Record list.
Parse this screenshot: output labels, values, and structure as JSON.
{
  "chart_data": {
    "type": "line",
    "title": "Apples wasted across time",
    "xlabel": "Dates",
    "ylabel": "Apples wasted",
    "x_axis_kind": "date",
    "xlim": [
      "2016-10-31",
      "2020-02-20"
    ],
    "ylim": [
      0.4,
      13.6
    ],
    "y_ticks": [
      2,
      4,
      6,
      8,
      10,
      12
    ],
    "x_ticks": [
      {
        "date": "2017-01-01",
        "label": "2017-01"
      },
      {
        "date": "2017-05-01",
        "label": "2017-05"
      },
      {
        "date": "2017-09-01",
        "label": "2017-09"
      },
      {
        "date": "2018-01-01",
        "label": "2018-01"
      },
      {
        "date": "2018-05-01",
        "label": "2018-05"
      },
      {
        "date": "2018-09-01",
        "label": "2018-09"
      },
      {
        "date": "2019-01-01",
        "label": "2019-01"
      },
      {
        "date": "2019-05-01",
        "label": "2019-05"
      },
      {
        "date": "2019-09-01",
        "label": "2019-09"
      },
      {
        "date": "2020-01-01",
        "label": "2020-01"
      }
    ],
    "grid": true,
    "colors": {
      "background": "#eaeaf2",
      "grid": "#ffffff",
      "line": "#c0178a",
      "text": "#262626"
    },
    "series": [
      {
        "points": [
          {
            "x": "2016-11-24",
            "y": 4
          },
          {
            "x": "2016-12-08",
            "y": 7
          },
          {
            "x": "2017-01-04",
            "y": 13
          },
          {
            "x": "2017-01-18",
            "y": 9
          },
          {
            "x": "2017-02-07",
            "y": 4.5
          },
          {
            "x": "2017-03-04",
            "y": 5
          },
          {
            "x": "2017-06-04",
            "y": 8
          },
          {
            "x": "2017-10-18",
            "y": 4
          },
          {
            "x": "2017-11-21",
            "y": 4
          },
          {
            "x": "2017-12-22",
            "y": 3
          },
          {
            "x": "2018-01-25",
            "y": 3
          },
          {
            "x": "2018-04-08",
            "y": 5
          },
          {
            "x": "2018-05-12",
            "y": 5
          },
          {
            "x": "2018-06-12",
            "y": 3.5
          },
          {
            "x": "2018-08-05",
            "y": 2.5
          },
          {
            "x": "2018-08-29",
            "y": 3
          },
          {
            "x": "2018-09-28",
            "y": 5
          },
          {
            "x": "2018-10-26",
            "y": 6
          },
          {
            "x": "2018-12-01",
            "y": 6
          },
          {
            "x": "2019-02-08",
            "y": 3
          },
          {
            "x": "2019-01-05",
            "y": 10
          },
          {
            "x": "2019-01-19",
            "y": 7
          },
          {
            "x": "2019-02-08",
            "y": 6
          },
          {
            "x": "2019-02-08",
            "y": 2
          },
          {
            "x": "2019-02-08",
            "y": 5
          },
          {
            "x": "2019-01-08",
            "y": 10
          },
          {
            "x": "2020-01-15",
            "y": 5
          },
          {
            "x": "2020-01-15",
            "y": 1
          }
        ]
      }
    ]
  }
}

What the task requires. Within the listing, how many lines hold the word "wasted"? Only the number is to be given.

Answer to this problem. 2